:: Instruction A ::
Answer these questions from the lumber market passage, one per line:
(i) By what percentage have lumber prices fallen from their recent high?
(ii) What low price per thousand board feet had lumber reached by midyear?
(iii) In which region is a major expansion of lumber mill capacity under way?
:: Instruction B ::
Convert the part of the rows that opens with the line containing "Itemize the components" and closes with the line containing "- svg-text:Average 3.3: Average" into a numbered list, with both of those lines included and blank lines left out.
─── Quoted text ───
With the slowdown in residential construction activity, lumber prices have fallen 54% from the recent high of US$1,515 per thousand board feet (MBF) for Douglas fir #2 and better 2x4 reached in early 2022 to a low of US$690/MBF by midyear. And growing uncertainty around economic conditions has permeated the lumber market and is expected to subdue both demand and prices during the remainder of 2022 and into 2023. These developments have resulted in an increasingly bearish tone for the near-term outlook for forest product and timber markets, raising the question whether the current economic cycle could precipitate a downturn in housing and wood products markets comparable to the collapse that occurred during the global financial crisis (GFC) of 2008/2009.  However, evaluating the current state of U.S. housing markets in an historical context, digging deeper into the underlying housing market fundamentals and factoring in market developments such as the growing demand for carbon offsets, and a major expansion of lumber mill capacity under way in the U.S. South, leads us to the conclusion that the sky isn’t falling for timberland investments. These factors should help mitigate both the near-term volatility and medium-term risks to the outlook for timberland returns.
─── The data ───
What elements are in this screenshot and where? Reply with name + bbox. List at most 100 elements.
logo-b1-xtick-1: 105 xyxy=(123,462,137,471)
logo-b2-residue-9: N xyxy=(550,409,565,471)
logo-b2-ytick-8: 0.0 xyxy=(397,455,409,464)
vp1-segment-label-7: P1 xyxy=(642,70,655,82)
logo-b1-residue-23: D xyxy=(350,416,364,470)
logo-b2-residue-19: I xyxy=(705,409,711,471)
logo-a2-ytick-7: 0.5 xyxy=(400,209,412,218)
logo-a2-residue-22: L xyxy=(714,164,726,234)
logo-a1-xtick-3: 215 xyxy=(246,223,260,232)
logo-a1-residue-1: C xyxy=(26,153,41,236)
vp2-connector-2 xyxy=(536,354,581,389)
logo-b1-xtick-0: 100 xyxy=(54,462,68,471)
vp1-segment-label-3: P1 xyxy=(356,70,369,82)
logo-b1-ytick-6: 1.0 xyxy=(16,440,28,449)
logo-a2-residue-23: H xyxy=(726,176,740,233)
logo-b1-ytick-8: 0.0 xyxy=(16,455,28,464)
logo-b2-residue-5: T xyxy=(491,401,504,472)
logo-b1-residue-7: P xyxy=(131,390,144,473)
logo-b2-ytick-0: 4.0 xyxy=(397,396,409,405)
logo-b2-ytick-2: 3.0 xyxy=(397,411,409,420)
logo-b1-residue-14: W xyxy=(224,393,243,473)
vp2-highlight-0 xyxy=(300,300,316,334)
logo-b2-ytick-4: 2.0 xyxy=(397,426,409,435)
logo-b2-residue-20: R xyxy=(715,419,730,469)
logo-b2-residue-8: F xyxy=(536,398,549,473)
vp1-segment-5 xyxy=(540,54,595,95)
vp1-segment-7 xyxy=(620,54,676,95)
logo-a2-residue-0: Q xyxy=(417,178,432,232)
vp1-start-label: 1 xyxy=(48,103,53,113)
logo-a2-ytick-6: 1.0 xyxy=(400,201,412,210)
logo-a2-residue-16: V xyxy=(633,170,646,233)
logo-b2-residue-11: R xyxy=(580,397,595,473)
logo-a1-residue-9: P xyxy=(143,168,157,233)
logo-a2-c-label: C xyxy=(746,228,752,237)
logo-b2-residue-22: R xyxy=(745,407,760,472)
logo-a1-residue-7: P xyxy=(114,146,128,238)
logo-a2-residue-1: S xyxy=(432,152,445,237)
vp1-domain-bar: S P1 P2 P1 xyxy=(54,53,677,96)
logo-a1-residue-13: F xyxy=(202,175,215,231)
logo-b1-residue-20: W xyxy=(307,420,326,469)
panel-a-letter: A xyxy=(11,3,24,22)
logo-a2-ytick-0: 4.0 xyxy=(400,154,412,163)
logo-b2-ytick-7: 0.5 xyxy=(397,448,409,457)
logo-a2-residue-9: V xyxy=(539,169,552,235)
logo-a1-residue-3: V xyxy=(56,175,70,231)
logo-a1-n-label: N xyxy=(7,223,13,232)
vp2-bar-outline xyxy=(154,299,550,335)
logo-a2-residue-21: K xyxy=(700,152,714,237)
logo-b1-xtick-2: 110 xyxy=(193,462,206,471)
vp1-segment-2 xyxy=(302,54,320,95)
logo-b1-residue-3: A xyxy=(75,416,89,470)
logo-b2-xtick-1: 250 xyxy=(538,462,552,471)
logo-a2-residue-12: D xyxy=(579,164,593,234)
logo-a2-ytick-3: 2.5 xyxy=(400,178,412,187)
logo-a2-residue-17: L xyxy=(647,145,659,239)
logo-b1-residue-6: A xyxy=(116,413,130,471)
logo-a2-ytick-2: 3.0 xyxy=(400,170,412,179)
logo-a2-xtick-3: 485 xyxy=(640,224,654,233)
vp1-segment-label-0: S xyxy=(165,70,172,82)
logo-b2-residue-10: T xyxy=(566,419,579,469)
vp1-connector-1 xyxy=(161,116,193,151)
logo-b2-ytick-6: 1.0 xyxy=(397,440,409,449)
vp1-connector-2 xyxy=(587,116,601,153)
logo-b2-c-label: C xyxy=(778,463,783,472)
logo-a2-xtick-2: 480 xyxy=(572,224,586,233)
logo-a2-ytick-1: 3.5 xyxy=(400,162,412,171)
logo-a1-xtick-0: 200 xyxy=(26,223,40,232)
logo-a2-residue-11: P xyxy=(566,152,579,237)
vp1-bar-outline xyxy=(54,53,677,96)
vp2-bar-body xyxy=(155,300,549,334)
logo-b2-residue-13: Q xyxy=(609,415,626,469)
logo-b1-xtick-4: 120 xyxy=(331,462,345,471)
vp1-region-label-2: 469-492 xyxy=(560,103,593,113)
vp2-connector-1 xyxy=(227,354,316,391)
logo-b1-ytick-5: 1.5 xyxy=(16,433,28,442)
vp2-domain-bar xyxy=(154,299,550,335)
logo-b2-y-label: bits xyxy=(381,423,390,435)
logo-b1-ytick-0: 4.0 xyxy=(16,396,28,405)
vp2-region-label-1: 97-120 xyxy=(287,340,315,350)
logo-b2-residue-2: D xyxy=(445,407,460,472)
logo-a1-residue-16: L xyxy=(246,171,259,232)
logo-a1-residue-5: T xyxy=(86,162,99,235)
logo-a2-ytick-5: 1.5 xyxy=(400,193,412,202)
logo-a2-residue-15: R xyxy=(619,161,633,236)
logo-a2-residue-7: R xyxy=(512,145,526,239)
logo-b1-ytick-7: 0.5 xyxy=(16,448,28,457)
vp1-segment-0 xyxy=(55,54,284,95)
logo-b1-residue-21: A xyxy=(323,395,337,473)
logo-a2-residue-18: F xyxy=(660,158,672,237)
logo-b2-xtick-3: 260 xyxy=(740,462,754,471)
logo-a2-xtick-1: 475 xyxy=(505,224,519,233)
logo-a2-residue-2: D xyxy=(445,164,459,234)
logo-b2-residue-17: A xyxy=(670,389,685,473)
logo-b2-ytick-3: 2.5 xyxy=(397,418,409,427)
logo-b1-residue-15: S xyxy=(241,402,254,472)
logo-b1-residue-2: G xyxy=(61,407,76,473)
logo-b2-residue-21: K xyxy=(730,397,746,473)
───
─── The data ───
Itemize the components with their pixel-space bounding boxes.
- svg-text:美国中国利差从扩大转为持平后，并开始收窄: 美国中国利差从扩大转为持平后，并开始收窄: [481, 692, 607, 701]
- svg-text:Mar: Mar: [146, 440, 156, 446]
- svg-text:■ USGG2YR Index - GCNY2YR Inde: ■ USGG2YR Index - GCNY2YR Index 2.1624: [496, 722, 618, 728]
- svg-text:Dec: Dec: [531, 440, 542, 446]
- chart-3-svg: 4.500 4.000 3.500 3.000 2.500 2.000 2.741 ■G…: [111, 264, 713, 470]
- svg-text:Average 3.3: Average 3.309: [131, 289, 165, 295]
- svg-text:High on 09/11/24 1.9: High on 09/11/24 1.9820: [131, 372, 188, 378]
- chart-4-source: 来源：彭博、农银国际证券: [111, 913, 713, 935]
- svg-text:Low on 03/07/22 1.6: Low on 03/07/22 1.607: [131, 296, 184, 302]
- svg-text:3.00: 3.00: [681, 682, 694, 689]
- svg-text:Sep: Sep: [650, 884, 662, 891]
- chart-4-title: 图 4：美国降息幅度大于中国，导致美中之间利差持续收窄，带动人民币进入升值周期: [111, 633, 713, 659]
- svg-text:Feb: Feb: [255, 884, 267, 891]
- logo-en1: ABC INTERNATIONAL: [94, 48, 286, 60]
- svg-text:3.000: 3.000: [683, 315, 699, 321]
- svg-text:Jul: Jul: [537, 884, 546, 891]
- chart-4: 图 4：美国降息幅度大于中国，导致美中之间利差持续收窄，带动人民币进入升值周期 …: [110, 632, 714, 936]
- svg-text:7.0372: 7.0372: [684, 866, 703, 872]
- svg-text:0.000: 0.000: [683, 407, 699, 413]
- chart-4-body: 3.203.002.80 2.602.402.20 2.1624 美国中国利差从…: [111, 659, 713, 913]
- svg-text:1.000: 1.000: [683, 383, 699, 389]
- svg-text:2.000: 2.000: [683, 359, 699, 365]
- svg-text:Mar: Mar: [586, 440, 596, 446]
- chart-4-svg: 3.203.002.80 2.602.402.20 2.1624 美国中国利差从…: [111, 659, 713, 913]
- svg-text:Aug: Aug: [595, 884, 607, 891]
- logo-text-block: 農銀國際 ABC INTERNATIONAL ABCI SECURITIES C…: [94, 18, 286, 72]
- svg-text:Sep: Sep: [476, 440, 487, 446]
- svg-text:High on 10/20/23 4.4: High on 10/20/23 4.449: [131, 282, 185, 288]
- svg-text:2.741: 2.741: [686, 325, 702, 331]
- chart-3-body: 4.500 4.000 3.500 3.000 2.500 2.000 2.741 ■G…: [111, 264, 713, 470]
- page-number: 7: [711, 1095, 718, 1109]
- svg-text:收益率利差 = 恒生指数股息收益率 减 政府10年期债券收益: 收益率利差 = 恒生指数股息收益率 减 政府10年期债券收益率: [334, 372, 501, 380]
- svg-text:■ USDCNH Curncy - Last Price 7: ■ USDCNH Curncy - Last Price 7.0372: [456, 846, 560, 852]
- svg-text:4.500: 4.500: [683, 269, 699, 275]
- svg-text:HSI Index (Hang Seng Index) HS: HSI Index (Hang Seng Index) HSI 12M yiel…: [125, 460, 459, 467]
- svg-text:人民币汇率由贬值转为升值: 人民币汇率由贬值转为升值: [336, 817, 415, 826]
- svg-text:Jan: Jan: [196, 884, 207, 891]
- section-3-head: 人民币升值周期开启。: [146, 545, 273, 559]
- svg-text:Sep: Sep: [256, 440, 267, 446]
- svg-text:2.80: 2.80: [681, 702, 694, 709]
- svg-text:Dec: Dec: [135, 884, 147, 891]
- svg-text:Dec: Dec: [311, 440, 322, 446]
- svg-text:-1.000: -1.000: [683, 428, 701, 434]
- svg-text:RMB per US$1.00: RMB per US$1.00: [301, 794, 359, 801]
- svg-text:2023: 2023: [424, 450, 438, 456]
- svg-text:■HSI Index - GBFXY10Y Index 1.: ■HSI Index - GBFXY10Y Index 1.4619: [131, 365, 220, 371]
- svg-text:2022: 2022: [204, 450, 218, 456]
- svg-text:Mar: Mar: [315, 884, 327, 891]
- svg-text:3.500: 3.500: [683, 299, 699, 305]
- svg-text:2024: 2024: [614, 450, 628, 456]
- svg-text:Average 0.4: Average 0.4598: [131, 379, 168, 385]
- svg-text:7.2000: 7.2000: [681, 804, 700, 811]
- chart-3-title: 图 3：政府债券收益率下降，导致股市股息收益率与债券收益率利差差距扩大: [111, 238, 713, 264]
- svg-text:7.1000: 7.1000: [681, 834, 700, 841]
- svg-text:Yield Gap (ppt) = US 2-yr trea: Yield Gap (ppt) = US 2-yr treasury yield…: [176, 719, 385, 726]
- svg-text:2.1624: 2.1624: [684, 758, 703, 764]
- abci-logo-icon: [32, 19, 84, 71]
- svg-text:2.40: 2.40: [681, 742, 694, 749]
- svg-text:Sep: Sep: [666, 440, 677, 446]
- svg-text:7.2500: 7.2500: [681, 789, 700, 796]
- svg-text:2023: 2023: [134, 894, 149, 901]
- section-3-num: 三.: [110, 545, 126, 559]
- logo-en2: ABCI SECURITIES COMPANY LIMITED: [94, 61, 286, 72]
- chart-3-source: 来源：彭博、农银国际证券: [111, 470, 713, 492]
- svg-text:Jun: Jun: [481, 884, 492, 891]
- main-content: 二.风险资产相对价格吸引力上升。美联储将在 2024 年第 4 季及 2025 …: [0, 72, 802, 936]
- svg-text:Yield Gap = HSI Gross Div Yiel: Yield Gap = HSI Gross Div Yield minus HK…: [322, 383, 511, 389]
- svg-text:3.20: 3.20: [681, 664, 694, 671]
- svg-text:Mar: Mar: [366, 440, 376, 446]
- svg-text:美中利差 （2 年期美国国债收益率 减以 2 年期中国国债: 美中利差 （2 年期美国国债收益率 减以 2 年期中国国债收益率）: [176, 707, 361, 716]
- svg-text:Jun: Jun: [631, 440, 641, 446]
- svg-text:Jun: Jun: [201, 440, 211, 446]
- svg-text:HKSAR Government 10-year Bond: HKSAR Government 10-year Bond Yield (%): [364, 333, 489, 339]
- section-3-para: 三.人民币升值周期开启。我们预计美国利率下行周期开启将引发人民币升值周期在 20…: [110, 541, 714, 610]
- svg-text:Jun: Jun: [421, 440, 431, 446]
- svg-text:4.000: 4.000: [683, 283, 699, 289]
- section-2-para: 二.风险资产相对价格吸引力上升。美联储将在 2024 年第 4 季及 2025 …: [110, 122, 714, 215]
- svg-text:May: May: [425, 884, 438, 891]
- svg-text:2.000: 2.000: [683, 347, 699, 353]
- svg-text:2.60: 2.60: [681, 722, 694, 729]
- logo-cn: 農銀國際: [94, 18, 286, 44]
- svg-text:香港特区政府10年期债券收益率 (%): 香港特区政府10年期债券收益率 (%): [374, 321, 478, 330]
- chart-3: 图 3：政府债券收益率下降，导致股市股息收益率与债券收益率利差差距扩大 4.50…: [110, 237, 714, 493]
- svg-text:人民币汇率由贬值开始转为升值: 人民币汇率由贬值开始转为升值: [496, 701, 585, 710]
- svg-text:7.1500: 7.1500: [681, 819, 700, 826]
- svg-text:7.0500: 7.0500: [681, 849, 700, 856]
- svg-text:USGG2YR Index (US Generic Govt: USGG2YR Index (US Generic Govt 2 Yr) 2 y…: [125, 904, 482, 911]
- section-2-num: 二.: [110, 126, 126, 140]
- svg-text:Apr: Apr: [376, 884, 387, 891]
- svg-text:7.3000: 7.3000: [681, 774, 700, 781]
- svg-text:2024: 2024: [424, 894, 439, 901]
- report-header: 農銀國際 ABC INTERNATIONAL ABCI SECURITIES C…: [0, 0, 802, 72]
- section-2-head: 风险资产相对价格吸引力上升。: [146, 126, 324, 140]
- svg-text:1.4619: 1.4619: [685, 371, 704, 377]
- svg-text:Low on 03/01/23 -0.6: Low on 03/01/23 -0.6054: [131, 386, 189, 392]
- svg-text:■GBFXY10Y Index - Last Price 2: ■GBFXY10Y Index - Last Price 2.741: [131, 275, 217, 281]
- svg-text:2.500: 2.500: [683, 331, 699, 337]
───
:: Output A ::
(i) 54%
(ii) US$690/MBF
(iii) The U.S. South

:: Output B ::
1. Itemize the components with their pixel-space bounding boxes.
2. - svg-text:美国中国利差从扩大转为持平后，并开始收窄: 美国中国利差从扩大转为持平后，并开始收窄: [481, 692, 607, 701]
3. - svg-text:Mar: Mar: [146, 440, 156, 446]
4. - svg-text:■ USGG2YR Index - GCNY2YR Inde: ■ USGG2YR Index - GCNY2YR Index 2.1624: [496, 722, 618, 728]
5. - svg-text:Dec: Dec: [531, 440, 542, 446]
6. - chart-3-svg: 4.500 4.000 3.500 3.000 2.500 2.000 2.741 ■G…: [111, 264, 713, 470]
7. - svg-text:Average 3.3: Average 3.309: [131, 289, 165, 295]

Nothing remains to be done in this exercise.